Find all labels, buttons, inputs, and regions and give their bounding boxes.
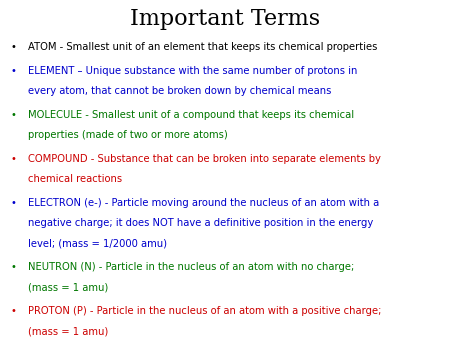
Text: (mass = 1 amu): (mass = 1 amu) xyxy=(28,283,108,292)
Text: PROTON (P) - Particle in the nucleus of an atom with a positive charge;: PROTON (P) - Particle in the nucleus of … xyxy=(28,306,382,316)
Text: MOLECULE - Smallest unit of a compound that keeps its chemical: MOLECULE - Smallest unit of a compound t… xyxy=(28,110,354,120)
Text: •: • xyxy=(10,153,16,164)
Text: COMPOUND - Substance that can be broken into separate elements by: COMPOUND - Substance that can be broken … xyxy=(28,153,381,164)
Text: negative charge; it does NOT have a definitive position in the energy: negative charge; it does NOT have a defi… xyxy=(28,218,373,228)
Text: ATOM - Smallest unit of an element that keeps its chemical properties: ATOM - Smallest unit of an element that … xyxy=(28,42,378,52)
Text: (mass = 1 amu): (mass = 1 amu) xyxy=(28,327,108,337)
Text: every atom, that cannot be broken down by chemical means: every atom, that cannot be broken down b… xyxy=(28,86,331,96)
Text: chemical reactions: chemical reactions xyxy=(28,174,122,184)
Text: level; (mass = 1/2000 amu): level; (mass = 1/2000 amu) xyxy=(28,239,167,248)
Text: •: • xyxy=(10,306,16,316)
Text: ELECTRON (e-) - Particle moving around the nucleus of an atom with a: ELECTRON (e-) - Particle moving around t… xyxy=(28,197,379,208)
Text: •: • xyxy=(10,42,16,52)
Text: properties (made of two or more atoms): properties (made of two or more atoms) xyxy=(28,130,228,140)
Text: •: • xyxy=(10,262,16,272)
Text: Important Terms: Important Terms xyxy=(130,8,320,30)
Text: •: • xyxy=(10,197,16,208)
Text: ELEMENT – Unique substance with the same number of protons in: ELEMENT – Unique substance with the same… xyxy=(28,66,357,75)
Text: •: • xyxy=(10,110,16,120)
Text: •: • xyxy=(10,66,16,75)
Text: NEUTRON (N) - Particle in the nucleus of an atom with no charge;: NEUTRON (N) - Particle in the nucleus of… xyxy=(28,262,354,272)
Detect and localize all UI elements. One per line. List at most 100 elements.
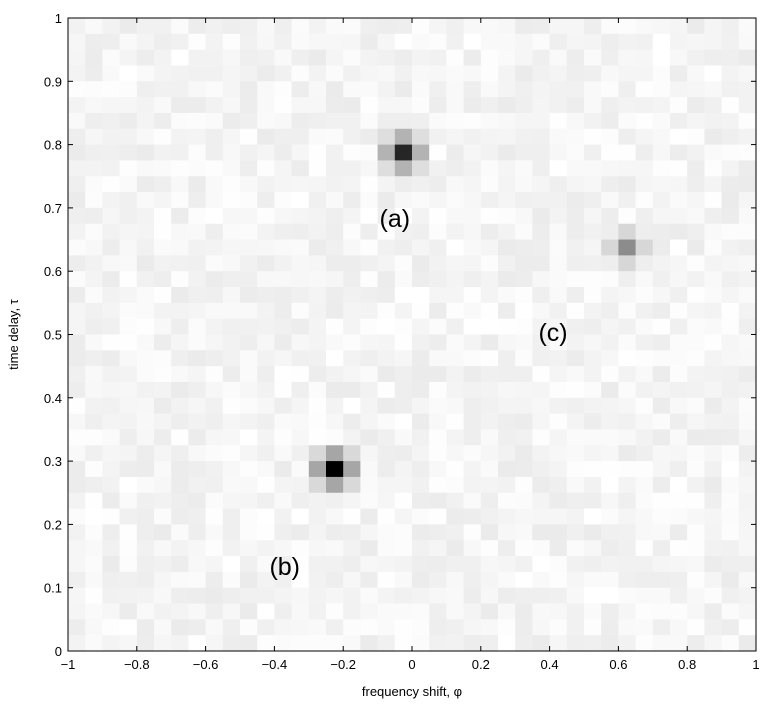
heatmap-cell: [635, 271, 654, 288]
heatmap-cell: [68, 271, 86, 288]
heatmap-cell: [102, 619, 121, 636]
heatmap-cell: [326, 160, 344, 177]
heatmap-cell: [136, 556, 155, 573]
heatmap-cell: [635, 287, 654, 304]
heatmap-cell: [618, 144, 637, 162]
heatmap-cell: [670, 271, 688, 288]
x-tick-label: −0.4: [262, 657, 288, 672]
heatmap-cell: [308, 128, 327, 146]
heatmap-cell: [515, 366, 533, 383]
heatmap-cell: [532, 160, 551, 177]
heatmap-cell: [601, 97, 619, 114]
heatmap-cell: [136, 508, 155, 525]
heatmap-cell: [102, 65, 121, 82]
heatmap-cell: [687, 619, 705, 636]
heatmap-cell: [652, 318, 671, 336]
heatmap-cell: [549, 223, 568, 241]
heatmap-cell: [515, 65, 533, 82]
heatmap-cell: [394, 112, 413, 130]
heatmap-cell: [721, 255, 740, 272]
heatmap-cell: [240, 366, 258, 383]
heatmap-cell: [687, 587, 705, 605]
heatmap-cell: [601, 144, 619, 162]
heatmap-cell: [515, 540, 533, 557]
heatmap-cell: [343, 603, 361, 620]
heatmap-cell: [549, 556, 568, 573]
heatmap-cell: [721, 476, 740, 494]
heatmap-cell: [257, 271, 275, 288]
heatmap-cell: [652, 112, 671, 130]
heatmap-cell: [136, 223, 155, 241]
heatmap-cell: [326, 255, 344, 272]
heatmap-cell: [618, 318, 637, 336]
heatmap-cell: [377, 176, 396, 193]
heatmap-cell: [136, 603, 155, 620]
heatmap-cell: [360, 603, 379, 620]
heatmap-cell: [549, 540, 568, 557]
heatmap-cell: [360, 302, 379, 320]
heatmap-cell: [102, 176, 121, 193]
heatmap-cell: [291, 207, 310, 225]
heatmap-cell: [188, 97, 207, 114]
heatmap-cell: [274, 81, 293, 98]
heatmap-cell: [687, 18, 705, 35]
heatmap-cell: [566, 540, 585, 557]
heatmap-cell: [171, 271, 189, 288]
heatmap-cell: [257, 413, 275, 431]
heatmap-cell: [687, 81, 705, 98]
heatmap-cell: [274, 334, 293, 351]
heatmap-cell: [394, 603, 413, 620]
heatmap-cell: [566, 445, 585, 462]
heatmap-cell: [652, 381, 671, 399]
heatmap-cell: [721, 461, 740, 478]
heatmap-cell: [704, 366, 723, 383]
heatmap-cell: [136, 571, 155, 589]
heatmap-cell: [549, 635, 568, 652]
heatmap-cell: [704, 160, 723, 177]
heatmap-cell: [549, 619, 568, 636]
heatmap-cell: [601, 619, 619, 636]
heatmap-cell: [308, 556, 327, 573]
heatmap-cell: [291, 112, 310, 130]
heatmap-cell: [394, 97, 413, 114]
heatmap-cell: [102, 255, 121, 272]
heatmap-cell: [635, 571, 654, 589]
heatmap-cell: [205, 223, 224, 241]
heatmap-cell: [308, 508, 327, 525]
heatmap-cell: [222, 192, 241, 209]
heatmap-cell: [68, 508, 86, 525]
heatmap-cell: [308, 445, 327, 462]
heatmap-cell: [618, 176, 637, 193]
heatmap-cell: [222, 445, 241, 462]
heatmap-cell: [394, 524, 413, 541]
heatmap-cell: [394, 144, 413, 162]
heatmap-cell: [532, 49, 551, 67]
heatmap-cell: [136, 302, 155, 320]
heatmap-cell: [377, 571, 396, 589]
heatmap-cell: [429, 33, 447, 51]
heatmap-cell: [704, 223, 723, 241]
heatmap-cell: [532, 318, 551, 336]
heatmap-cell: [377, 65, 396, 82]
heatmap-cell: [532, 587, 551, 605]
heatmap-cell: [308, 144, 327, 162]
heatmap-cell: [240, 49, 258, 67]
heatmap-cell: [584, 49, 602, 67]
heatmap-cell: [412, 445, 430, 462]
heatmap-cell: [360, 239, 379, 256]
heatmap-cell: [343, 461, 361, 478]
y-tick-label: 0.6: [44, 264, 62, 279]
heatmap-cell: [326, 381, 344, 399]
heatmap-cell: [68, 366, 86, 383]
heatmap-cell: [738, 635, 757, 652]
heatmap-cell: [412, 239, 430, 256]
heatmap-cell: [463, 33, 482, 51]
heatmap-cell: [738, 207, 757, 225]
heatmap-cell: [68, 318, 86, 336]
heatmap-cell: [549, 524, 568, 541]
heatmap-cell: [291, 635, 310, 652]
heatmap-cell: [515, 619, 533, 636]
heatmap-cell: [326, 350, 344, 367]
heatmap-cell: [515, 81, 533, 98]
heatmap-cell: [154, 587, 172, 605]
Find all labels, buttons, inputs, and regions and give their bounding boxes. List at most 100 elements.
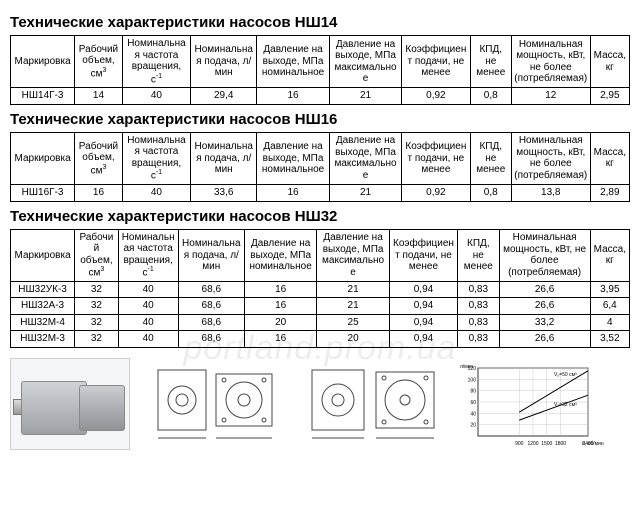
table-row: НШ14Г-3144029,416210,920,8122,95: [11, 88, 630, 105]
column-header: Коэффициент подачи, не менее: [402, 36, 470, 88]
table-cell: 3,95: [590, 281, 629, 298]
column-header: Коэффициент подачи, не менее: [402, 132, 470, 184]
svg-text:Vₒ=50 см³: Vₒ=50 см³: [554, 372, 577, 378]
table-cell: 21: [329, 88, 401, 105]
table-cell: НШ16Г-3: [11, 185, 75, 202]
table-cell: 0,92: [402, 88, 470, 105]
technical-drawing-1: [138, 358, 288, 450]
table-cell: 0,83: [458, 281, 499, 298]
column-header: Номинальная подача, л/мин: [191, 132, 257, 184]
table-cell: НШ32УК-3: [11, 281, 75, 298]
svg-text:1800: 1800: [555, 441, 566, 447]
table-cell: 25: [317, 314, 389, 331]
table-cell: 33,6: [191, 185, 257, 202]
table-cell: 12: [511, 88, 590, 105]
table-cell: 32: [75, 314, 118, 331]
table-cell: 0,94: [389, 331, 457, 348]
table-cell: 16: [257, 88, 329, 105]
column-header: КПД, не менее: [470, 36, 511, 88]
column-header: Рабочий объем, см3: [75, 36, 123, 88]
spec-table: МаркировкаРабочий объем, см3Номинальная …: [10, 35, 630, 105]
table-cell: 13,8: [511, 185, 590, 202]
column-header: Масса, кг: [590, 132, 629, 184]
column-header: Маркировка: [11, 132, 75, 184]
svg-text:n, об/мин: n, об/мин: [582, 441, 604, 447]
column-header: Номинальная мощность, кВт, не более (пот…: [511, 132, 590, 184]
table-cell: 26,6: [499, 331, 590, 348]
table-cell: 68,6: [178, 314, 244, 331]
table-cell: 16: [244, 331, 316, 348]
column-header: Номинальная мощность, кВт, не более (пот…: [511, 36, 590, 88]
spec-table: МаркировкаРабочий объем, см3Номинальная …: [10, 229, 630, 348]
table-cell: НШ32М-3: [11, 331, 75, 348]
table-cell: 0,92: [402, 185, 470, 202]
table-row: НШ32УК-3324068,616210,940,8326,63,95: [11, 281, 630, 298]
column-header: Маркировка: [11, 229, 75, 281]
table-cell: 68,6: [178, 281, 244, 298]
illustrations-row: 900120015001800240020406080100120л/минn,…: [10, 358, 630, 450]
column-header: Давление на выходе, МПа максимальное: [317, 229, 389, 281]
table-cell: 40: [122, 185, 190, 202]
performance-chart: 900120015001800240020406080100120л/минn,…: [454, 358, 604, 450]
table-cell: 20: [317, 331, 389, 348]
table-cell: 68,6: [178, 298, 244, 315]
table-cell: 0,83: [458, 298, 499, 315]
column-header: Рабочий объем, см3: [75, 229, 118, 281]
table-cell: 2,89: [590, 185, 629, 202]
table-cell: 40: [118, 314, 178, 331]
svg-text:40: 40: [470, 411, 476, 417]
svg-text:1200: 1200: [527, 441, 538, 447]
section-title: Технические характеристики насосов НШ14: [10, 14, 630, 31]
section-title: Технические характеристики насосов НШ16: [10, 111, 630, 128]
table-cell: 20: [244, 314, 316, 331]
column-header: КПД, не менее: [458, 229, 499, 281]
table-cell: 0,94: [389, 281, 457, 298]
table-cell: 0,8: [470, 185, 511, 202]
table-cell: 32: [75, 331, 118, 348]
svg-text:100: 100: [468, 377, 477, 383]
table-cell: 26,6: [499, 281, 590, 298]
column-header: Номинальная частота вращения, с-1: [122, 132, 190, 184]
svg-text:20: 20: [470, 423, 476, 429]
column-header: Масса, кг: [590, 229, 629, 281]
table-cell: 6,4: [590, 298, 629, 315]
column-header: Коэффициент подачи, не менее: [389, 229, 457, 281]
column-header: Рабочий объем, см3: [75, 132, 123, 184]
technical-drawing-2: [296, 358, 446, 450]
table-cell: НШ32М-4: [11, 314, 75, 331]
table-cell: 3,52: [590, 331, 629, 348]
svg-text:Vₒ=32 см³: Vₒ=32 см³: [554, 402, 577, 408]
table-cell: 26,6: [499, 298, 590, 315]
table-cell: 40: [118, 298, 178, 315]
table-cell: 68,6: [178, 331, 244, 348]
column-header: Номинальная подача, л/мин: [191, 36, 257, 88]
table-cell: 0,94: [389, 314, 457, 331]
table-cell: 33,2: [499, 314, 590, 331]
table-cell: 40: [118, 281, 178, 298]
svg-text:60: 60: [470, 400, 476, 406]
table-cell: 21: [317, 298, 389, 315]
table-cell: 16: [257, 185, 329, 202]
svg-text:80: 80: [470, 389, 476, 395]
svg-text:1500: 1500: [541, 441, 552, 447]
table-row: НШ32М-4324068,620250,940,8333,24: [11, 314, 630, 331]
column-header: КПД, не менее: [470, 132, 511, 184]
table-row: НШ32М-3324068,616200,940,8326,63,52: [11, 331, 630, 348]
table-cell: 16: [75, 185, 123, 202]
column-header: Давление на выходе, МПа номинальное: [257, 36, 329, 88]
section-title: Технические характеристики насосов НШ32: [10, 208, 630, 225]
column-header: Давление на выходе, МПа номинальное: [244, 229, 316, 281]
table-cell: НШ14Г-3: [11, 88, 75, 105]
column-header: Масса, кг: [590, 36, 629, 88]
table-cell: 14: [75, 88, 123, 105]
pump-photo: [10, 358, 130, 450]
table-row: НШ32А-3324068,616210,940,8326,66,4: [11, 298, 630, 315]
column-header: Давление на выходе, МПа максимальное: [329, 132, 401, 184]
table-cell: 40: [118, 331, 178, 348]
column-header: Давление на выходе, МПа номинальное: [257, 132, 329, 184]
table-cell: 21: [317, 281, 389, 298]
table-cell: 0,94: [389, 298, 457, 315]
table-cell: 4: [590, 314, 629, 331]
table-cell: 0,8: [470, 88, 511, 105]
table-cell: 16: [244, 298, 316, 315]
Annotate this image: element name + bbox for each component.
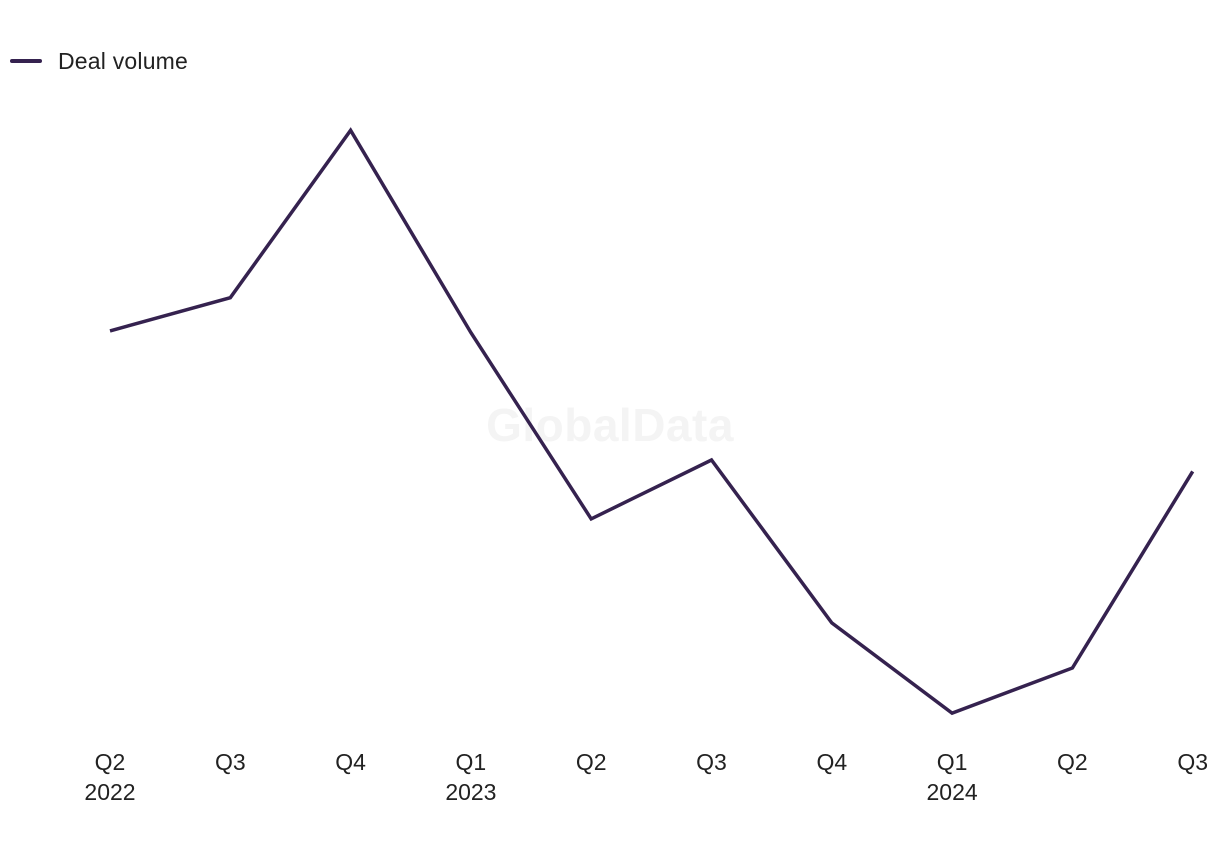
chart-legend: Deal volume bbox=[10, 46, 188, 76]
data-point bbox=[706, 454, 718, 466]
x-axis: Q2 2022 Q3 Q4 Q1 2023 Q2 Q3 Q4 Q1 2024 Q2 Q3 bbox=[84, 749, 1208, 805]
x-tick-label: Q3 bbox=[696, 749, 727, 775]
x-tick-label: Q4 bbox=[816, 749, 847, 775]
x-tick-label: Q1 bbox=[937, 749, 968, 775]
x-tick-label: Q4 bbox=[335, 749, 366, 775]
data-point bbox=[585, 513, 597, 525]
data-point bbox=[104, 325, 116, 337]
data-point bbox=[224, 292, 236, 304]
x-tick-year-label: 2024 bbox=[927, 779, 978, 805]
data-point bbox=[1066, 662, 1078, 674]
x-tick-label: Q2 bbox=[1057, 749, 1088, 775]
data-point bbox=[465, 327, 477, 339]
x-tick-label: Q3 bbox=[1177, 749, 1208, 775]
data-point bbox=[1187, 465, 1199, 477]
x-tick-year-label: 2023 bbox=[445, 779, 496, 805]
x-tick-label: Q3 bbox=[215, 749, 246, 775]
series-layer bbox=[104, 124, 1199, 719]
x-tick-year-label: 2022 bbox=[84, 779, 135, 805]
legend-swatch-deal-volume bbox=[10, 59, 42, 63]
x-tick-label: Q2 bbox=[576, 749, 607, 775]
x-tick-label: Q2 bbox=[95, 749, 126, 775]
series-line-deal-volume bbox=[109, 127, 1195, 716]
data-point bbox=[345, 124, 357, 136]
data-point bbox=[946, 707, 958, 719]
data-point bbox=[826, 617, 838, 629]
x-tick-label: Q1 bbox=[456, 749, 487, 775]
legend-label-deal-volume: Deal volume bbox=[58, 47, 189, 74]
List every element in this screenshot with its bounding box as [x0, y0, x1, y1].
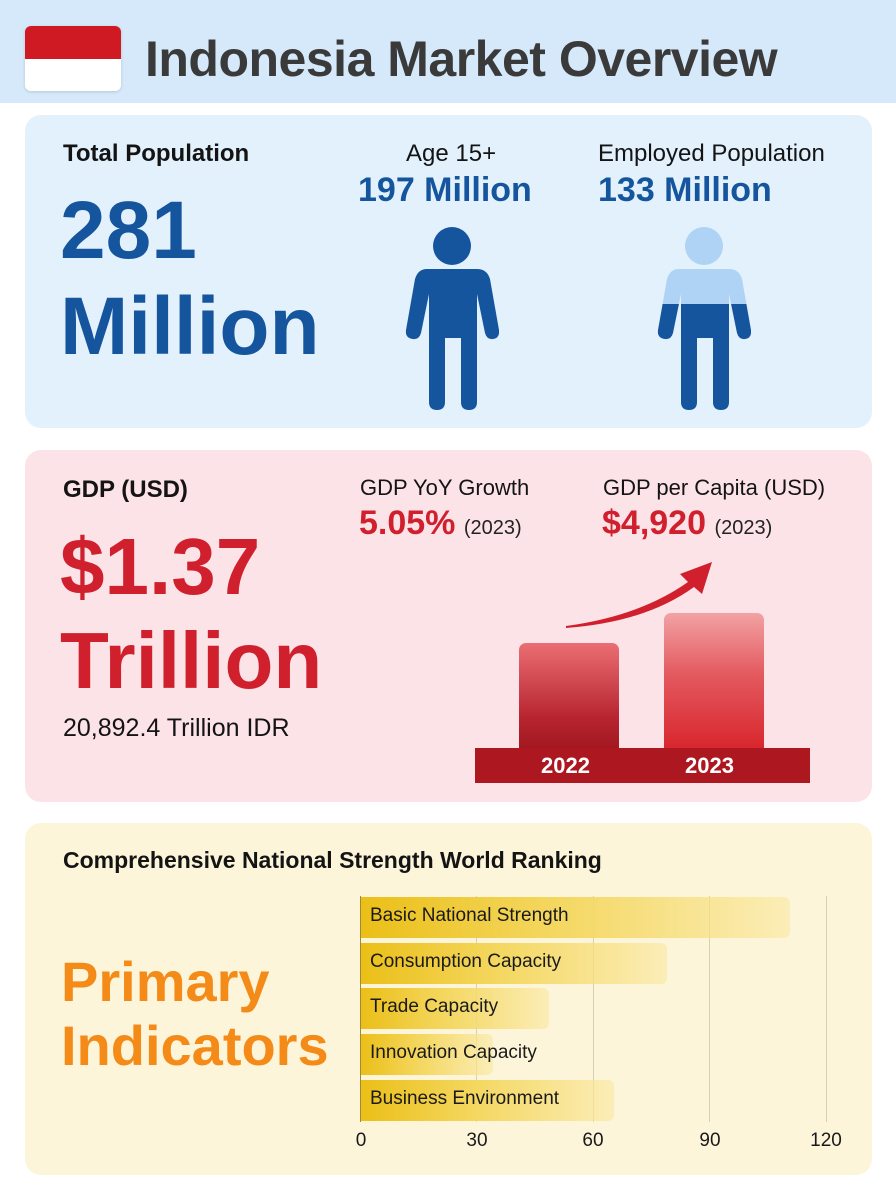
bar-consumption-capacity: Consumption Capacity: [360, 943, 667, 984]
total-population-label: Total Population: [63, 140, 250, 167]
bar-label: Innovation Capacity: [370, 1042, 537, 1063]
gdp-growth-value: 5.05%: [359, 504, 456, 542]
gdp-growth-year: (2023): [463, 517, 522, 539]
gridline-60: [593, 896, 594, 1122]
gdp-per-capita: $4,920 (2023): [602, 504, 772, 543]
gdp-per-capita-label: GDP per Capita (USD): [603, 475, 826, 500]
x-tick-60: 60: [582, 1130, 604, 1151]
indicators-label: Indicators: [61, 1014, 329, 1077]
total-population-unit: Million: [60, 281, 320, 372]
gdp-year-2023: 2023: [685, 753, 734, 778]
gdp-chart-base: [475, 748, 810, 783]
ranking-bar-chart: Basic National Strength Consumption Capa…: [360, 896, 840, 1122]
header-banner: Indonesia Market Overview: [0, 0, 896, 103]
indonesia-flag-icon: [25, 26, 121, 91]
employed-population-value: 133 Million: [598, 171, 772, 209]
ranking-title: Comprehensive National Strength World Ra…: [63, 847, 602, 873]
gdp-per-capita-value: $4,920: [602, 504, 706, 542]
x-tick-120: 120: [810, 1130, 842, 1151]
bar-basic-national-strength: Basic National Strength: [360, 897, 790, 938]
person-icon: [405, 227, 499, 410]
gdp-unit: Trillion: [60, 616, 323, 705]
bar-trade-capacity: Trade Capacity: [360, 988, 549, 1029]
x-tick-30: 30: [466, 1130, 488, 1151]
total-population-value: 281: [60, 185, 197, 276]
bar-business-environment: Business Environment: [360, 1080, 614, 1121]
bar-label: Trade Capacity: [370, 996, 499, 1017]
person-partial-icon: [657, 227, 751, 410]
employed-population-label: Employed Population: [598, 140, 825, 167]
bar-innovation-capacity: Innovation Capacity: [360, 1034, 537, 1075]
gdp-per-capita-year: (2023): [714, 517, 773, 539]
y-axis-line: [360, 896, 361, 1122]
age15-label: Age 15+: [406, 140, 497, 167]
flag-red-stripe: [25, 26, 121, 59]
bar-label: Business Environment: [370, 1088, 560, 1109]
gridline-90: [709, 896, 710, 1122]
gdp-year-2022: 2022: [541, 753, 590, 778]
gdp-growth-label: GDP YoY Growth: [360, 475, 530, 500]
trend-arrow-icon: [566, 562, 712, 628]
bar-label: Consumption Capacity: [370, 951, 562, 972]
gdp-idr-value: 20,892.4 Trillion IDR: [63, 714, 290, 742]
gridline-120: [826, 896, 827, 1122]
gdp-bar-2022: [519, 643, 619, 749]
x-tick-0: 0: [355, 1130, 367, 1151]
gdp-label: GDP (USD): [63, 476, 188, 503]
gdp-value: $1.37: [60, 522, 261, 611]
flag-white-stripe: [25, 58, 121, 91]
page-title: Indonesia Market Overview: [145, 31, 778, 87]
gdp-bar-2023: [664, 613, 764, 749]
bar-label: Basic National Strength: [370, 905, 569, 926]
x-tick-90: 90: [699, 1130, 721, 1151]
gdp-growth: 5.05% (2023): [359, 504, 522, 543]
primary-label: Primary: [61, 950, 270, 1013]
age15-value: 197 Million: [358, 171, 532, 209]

:::::

TO BE DONE:
Starting at the line containing "table-row: НШ14Г-3144029,416210,920,8122,95: [11, 88, 630, 105]" and ending at the line containing "229, 630, 348]", reproduce those lines of the data, substituting "table-header" for every "column-header" and leaving everything else unchanged.

RESPONSE:
table-row: НШ14Г-3144029,416210,920,8122,95: [11, 88, 630, 105]
table-header: Коэффициент подачи, не менее: [402, 36, 470, 88]
table-cell: 3,95: [590, 281, 629, 298]
table-header: Коэффициент подачи, не менее: [402, 132, 470, 184]
svg-text:Vₒ=50 см³: Vₒ=50 см³: [554, 372, 577, 378]
table-cell: 21: [329, 88, 401, 105]
table-cell: НШ16Г-3: [11, 185, 75, 202]
table-cell: 0,92: [402, 88, 470, 105]
technical-drawing-1: [138, 358, 288, 450]
table-cell: 0,83: [458, 281, 499, 298]
table-header: Номинальная подача, л/мин: [191, 132, 257, 184]
table-cell: НШ32УК-3: [11, 281, 75, 298]
svg-text:1800: 1800: [555, 441, 566, 447]
table-cell: 25: [317, 314, 389, 331]
table-cell: 33,6: [191, 185, 257, 202]
table-cell: 12: [511, 88, 590, 105]
table-cell: 32: [75, 314, 118, 331]
table-cell: 0,94: [389, 331, 457, 348]
table-cell: 16: [257, 88, 329, 105]
table-header: КПД, не менее: [470, 36, 511, 88]
table-header: Рабочий объем, см3: [75, 36, 123, 88]
spec-table: МаркировкаРабочий объем, см3Номинальная …: [10, 35, 630, 105]
table-cell: 13,8: [511, 185, 590, 202]
table-header: Масса, кг: [590, 132, 629, 184]
table-header: Маркировка: [11, 132, 75, 184]
svg-text:n, об/мин: n, об/мин: [582, 441, 604, 447]
table-header: Номинальная мощность, кВт, не более (пот…: [511, 132, 590, 184]
table-cell: 26,6: [499, 331, 590, 348]
table-cell: 68,6: [178, 314, 244, 331]
table-cell: 16: [244, 331, 316, 348]
table-header: Номинальная мощность, кВт, не более (пот…: [511, 36, 590, 88]
spec-table: МаркировкаРабочий объем, см3Номинальная …: [10, 229, 630, 348]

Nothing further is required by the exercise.